### Lines of data

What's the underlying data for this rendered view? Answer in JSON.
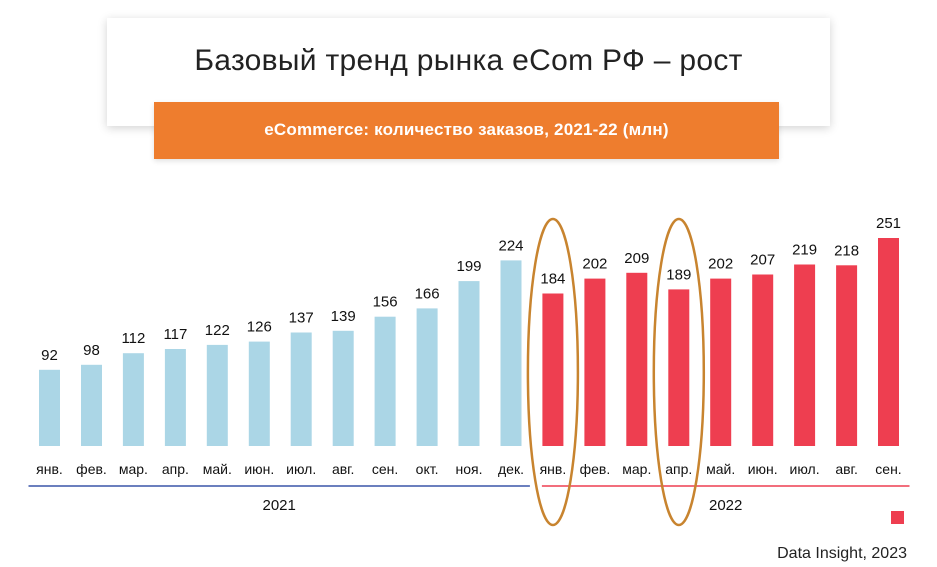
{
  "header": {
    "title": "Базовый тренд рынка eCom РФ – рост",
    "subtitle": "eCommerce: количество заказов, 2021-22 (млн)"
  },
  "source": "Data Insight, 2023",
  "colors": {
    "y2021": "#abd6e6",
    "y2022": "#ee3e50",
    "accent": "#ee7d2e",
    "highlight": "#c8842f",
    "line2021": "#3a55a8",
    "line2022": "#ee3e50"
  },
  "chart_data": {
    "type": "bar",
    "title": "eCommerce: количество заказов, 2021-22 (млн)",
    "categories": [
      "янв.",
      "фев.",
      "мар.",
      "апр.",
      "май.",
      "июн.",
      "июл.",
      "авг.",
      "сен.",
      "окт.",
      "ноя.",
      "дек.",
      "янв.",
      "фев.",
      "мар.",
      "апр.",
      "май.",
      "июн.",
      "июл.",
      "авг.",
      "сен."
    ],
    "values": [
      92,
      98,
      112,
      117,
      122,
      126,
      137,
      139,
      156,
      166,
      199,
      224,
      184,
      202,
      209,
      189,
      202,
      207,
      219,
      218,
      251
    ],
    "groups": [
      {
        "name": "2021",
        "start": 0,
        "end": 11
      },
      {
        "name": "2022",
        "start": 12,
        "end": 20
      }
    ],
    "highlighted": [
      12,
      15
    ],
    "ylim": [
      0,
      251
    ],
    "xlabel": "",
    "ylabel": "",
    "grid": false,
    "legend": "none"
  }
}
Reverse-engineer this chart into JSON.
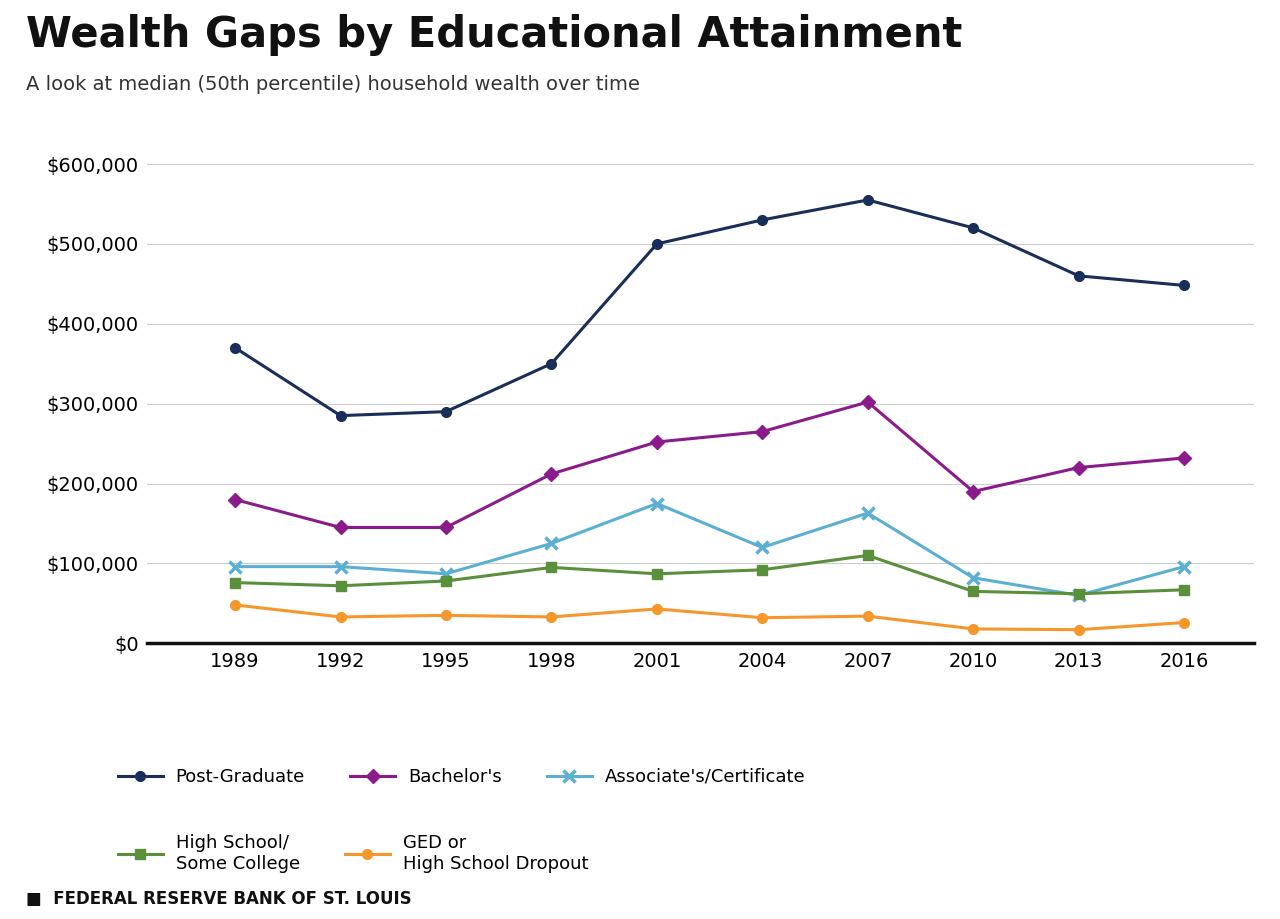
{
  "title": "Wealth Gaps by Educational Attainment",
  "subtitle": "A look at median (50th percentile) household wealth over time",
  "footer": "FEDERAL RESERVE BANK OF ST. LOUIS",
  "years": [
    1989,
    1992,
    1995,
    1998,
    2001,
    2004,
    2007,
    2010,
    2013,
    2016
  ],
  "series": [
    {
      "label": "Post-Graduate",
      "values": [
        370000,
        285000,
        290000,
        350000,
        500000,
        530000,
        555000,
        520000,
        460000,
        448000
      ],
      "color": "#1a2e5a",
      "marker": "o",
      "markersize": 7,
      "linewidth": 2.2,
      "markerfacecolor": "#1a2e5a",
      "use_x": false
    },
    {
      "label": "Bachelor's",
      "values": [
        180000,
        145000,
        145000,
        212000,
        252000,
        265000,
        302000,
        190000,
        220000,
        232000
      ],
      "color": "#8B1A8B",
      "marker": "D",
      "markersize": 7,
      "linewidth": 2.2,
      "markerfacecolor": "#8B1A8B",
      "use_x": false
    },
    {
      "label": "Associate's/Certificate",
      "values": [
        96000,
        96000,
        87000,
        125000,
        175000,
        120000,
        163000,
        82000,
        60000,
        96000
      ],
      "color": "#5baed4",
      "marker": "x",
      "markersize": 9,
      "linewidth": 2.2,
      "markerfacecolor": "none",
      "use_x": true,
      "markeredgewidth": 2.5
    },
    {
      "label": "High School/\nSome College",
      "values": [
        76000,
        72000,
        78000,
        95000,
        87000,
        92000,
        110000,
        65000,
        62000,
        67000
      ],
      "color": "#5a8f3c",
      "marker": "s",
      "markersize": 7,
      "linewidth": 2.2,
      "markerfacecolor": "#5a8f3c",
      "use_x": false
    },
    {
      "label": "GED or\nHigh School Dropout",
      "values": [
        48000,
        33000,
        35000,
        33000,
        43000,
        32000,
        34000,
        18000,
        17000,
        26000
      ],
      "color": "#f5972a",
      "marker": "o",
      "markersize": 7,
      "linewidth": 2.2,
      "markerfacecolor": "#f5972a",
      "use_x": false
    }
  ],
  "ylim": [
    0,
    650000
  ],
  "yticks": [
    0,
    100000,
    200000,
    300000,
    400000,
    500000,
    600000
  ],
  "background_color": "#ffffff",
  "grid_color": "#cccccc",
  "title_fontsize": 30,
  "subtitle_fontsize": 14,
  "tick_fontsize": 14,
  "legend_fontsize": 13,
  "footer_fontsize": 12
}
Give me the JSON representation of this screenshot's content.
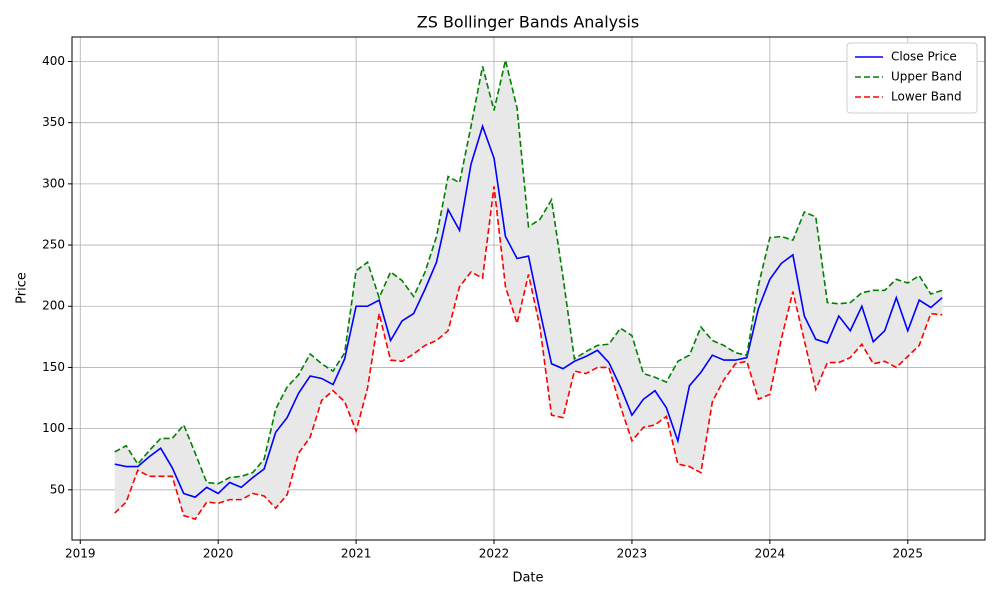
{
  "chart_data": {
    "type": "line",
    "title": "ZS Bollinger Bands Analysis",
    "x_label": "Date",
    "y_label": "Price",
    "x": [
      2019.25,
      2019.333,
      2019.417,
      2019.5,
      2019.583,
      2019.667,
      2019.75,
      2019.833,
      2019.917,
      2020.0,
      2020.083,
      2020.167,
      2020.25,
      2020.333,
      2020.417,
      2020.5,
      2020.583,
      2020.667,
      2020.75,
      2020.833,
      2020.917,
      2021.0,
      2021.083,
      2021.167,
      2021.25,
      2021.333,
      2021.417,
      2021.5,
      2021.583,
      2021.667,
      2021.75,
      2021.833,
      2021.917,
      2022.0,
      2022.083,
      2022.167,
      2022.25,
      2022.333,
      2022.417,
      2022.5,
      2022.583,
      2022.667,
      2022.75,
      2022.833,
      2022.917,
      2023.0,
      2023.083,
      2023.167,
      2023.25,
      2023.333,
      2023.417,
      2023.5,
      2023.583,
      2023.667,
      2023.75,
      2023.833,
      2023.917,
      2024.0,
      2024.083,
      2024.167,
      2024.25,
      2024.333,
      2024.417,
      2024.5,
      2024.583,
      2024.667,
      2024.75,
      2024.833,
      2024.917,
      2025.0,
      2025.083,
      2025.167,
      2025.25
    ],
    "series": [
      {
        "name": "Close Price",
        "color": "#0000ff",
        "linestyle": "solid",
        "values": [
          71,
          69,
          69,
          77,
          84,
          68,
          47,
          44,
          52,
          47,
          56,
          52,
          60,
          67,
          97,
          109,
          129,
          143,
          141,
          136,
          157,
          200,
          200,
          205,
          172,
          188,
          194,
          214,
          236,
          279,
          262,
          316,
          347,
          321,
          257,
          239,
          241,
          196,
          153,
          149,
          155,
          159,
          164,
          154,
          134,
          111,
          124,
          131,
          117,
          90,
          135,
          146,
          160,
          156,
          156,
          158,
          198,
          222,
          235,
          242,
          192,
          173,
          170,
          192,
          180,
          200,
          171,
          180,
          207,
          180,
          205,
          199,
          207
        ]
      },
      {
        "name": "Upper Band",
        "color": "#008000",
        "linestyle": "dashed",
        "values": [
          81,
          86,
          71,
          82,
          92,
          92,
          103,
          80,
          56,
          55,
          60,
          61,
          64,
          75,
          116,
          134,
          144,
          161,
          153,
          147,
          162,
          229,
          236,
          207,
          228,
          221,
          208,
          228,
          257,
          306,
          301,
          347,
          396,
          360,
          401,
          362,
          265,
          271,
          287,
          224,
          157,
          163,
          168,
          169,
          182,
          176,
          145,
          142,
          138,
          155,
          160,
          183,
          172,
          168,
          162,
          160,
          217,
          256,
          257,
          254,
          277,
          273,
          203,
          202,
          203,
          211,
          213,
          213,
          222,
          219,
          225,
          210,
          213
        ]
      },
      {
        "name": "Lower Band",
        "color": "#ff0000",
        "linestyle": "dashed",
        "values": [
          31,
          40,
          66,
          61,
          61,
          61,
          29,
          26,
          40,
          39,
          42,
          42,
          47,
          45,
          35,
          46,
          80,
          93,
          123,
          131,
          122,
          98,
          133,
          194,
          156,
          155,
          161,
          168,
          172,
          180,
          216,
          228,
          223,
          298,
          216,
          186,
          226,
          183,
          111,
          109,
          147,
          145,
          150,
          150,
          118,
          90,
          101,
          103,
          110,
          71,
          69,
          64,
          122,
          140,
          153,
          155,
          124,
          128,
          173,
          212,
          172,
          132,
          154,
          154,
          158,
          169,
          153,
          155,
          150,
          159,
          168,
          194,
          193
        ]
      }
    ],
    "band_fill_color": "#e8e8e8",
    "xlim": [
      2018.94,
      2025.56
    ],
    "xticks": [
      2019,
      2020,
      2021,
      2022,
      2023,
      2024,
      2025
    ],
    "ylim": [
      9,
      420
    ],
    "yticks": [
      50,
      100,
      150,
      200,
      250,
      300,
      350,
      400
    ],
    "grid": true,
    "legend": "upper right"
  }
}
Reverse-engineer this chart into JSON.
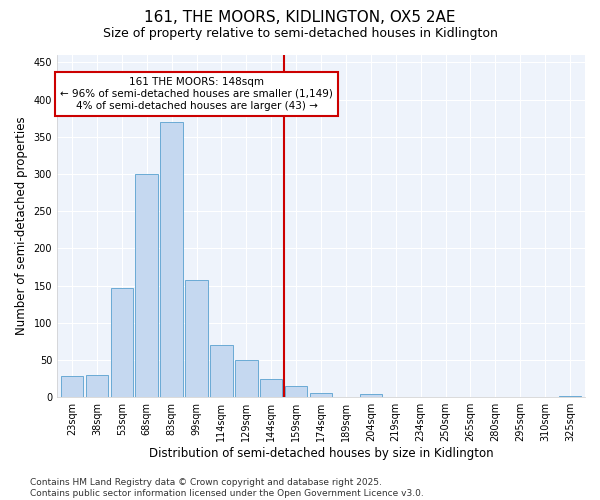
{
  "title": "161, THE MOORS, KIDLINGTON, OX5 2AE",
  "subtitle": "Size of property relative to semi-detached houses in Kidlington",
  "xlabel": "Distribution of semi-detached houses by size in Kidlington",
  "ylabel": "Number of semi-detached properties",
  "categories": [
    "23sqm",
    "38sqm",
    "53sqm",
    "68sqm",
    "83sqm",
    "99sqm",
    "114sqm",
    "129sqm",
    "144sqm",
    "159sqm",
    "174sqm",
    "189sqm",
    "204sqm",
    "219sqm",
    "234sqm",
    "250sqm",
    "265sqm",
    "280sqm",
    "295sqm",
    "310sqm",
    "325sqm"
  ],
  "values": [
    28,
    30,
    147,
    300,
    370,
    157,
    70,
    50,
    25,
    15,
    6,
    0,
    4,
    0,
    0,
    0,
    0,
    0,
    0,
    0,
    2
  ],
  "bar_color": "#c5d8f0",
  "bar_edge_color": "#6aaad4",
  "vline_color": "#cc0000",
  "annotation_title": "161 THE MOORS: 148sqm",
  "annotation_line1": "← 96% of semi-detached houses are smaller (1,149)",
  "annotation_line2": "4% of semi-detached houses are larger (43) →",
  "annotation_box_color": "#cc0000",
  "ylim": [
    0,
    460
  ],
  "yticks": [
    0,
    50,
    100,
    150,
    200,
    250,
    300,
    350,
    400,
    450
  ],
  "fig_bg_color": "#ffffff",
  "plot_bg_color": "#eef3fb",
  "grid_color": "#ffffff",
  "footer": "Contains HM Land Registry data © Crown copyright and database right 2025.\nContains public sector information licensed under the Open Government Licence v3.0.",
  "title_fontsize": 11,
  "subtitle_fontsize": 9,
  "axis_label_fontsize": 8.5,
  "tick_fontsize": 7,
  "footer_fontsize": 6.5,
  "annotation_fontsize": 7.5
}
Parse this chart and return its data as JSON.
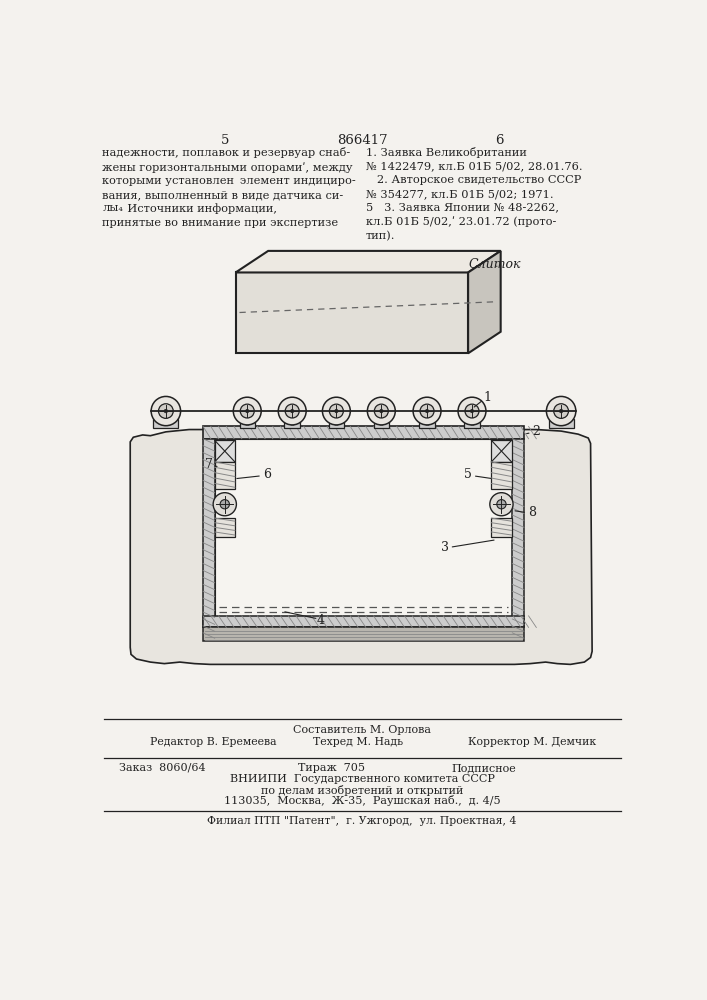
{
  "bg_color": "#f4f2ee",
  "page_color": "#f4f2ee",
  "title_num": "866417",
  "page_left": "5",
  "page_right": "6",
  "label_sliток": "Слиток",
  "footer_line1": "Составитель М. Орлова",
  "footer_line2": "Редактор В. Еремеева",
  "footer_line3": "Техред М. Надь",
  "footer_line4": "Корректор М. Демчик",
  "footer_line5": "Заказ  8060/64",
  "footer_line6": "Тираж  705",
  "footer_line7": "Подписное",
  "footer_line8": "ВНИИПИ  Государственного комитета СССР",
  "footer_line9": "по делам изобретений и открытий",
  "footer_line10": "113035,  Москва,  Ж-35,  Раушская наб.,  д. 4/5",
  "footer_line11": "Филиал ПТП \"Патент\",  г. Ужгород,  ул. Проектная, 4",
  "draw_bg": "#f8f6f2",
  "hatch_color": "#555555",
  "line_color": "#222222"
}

### TASK DETAILS
Using the entries above, tally how many lines have the word "eCommerce" in them; write the number and nothing more.

### EXPECTED ANSWER
2